▶ Problem statement: Whenever a line below holds the word "JSON", copy that line.

▶ Extracted entries:
※

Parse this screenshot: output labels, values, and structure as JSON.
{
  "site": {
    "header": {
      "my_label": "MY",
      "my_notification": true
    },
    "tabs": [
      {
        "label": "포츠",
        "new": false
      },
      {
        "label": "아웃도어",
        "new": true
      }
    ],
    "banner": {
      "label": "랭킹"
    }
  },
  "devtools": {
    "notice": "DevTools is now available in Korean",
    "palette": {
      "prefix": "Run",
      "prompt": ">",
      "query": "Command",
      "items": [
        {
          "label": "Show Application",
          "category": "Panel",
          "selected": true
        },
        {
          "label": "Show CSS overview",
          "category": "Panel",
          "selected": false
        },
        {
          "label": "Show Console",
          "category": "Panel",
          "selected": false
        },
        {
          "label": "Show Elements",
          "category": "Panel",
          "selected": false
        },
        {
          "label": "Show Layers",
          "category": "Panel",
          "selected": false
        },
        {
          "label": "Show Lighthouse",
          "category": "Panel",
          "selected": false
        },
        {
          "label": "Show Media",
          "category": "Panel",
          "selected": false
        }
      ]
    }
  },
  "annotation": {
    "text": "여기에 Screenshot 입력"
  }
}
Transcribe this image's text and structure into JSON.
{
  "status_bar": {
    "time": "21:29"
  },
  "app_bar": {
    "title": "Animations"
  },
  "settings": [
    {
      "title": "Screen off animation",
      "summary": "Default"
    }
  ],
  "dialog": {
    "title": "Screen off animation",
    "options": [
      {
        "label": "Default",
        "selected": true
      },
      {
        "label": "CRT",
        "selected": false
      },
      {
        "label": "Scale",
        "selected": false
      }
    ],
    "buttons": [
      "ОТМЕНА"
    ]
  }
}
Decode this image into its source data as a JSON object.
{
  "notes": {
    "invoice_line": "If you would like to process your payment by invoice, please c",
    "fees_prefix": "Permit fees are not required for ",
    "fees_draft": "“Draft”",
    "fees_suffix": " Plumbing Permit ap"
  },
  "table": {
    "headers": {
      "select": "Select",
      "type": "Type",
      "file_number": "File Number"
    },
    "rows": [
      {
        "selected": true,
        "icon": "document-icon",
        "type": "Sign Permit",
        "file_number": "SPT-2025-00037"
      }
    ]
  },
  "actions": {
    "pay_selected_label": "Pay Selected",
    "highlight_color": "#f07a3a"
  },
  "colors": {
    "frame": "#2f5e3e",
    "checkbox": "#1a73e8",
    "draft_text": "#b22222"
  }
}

※

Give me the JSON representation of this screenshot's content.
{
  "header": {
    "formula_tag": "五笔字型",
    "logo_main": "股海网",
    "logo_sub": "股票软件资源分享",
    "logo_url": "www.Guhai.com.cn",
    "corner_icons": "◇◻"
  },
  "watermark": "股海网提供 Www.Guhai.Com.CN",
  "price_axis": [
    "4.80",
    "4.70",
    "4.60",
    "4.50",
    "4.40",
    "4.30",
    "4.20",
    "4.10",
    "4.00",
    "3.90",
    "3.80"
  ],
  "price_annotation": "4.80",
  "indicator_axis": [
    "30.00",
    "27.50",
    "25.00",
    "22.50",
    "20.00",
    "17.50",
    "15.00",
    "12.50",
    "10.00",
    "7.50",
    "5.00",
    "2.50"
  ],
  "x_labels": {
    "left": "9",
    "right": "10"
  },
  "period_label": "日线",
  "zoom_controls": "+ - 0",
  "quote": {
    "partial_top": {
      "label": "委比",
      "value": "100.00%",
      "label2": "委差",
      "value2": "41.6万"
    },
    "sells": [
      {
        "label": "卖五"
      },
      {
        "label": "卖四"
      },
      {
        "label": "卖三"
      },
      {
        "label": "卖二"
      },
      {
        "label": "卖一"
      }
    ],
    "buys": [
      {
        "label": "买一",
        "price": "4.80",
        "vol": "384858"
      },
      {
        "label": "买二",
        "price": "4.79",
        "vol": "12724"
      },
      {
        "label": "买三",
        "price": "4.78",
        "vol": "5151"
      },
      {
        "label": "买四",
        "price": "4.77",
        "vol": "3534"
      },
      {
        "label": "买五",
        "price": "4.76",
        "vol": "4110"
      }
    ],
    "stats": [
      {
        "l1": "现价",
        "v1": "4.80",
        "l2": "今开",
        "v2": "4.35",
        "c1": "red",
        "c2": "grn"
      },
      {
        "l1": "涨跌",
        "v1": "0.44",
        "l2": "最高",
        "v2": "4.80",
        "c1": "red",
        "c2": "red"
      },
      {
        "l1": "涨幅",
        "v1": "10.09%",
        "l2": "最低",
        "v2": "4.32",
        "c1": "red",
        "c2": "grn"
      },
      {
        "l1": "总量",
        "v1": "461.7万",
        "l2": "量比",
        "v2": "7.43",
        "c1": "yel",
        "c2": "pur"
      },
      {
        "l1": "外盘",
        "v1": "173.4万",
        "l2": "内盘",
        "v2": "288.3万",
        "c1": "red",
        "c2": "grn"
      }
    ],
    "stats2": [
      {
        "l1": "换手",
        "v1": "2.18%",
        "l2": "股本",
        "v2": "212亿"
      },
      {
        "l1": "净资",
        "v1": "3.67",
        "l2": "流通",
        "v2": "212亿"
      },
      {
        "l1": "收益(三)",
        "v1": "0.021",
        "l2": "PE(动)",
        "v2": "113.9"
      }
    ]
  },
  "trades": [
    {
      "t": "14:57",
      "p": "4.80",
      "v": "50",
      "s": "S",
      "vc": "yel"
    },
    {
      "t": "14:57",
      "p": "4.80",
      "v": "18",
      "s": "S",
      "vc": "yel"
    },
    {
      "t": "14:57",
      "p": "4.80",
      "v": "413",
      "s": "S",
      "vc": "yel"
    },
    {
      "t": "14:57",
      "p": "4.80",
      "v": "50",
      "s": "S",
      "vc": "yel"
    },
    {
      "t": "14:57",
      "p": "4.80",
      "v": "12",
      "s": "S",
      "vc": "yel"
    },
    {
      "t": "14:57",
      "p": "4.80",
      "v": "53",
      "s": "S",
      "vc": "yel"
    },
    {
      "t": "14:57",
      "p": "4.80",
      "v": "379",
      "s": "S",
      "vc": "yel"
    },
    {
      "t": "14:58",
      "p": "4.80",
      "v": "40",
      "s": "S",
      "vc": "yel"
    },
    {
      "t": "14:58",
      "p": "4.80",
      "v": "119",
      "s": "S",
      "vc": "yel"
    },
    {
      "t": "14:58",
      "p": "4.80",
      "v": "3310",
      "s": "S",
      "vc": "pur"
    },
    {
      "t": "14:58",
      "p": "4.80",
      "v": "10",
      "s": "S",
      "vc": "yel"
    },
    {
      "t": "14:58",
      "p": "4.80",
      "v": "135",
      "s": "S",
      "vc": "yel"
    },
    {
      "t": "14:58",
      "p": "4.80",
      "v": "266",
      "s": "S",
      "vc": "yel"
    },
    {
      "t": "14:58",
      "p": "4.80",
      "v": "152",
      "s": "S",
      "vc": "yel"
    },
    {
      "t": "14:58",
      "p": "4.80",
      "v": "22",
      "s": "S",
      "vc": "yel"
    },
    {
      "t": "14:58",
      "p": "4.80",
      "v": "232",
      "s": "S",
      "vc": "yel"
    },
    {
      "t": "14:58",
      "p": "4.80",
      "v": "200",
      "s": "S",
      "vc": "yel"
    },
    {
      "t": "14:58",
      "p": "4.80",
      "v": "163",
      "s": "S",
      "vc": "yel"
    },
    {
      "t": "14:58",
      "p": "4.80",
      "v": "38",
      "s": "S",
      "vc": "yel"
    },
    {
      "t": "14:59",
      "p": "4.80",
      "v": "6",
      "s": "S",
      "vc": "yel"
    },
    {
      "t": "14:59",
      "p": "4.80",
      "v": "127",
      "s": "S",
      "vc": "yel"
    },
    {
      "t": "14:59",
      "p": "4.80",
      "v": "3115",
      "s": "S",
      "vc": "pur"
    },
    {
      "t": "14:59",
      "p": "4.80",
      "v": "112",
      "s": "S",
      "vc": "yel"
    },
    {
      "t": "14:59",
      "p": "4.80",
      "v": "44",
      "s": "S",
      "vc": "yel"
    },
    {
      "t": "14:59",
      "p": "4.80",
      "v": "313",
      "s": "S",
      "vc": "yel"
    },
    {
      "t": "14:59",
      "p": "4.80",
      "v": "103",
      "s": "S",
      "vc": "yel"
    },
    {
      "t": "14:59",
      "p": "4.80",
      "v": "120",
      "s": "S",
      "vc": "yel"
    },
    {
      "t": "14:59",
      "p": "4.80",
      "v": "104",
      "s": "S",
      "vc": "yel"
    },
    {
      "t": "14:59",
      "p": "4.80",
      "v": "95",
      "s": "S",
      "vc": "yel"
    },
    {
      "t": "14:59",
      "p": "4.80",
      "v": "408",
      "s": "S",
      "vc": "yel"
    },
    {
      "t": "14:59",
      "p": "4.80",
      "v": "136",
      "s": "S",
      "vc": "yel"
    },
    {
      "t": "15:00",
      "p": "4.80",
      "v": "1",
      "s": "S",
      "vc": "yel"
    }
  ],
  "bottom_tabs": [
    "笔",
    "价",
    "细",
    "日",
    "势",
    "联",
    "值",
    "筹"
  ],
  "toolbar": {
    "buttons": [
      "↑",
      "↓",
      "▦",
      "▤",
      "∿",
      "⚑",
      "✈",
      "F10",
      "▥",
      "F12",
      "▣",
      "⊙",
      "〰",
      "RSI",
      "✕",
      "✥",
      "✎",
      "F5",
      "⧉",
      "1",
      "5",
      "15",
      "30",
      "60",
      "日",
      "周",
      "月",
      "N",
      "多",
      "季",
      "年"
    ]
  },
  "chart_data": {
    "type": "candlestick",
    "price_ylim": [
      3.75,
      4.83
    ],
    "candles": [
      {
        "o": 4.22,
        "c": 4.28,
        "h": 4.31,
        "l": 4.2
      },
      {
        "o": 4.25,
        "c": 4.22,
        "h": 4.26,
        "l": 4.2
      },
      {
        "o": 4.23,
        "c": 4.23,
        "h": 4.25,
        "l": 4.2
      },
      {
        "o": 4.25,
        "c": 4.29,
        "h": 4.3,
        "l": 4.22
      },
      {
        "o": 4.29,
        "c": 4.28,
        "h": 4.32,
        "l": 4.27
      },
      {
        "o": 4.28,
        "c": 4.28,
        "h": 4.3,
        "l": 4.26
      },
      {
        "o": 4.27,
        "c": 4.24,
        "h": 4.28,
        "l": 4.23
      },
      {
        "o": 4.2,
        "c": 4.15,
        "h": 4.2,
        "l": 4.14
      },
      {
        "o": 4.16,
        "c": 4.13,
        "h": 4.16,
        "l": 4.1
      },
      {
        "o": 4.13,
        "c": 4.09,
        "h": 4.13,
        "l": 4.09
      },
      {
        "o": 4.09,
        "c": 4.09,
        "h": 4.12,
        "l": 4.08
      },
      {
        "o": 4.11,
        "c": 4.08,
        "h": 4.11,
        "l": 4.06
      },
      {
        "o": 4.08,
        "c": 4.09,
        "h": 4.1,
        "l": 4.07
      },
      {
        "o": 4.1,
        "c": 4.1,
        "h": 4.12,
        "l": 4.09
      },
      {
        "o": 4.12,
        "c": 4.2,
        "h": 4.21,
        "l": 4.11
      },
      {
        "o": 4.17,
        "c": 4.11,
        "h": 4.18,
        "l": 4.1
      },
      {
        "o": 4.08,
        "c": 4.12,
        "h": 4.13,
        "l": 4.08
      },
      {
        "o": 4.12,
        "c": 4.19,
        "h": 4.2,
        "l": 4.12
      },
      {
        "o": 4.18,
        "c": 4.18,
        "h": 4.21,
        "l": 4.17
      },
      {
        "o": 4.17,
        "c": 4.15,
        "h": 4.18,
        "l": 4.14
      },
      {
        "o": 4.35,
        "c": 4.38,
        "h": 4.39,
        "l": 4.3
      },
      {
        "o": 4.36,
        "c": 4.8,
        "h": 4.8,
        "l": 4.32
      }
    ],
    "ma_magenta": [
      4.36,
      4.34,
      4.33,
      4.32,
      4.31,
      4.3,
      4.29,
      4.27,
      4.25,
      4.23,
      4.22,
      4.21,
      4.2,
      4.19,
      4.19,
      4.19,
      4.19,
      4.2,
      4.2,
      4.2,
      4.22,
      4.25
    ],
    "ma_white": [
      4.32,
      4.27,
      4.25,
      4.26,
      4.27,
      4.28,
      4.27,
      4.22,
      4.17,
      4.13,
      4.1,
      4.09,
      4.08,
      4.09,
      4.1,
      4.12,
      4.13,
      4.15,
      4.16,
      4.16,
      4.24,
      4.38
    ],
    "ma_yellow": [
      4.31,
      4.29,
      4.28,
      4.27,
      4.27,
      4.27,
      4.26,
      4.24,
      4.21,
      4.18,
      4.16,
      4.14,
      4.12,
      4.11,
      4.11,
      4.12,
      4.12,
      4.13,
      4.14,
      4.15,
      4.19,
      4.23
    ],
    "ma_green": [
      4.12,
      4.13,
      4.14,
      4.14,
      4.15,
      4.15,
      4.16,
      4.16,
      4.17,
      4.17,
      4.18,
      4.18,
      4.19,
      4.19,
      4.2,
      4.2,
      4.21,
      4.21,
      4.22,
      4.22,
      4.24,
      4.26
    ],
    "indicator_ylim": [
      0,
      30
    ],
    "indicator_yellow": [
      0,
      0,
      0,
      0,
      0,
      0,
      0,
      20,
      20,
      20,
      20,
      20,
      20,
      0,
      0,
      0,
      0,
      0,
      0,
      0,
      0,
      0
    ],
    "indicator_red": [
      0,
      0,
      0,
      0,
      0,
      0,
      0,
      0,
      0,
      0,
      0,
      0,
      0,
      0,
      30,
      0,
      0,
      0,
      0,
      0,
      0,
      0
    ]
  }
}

※

▶ Completed exercise:
Parse this screenshot: output labels, values, and structure as JSON.
Transcribe this image's text and structure into JSON.
Decode this image into its source data as a JSON object.
Give me the JSON representation of this screenshot's content.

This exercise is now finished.